__Texto seleccionado__:
>>>>
Película Kill Bill: Volumen 2

La continuación de la historia, su necesario equilibrio, su final. Kill Bill Vol. 2 prosigue allí donde este sangriento relato de venganza quedaba suspendido, mediado como la retahíla de cadáveres que a su paso dejaba “la novia” protagonista, ejecutora de un meticuloso ejercicio de exterminio de antiguos compañeros de crímenes, ahora reconvertidos en odiados enemigos a tachar de una lista encabezada por el misterioso jefazo, Bill.
<<<<
__Material proporcionado__:
>>>>
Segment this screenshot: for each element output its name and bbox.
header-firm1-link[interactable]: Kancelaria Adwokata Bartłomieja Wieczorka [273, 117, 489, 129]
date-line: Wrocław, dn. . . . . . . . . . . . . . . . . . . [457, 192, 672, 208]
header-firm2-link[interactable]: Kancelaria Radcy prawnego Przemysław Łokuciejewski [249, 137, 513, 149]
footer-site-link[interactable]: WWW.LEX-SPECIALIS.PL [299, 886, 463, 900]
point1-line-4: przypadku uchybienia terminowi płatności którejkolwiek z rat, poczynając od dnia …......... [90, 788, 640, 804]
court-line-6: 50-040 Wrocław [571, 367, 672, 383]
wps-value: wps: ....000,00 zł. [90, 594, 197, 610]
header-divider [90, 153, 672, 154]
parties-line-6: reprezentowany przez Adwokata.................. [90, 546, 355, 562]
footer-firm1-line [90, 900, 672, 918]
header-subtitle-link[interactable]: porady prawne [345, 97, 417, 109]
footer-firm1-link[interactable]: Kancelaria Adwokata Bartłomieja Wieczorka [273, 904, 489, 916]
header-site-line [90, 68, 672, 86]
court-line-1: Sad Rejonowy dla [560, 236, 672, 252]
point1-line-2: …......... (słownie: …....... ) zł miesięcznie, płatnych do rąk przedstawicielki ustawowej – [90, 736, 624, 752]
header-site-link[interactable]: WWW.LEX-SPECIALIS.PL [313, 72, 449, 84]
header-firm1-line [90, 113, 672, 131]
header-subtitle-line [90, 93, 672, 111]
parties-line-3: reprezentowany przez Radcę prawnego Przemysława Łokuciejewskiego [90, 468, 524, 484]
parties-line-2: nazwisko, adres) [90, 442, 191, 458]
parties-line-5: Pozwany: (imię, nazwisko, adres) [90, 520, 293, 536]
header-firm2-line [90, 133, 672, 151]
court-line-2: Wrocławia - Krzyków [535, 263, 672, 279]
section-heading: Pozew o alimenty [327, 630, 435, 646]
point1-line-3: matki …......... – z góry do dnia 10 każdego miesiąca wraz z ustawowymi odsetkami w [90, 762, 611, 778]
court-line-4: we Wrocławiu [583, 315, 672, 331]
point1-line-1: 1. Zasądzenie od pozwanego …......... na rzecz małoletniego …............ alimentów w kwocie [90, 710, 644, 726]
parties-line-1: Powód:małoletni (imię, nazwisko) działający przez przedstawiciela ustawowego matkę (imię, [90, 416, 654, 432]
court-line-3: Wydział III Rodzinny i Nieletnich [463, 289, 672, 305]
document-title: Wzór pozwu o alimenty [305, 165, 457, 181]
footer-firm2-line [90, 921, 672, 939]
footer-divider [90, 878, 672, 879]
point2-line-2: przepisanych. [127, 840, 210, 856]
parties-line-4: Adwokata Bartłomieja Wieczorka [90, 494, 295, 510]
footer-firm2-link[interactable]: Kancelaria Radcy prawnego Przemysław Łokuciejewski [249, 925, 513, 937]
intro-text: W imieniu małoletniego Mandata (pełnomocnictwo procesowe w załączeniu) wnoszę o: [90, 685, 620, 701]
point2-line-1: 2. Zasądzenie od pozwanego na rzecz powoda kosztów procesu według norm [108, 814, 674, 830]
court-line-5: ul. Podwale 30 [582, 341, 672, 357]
<<<<
__Consigna 1__: Según el texto seleccionado, ¿quién encabeza la lista de enemigos de la protagonista?
__Consigna 2__: Transcriba literalmente el fragmento del texto seleccionado que comienza en las palabras "Película Kill Bill: Volumen" y termina después de "misterioso jefazo, Bill.".
Los ítems constituyen un material independiente del texto seleccionado.

__Respuesta esperada 1__: El misterioso jefazo, Bill.

__Respuesta esperada 2__:
Película Kill Bill: Volumen 2

La continuación de la historia, su necesario equilibrio, su final. Kill Bill Vol. 2 prosigue allí donde este sangriento relato de venganza quedaba suspendido, mediado como la retahíla de cadáveres que a su paso dejaba “la novia” protagonista, ejecutora de un meticuloso ejercicio de exterminio de antiguos compañeros de crímenes, ahora reconvertidos en odiados enemigos a tachar de una lista encabezada por el misterioso jefazo, Bill.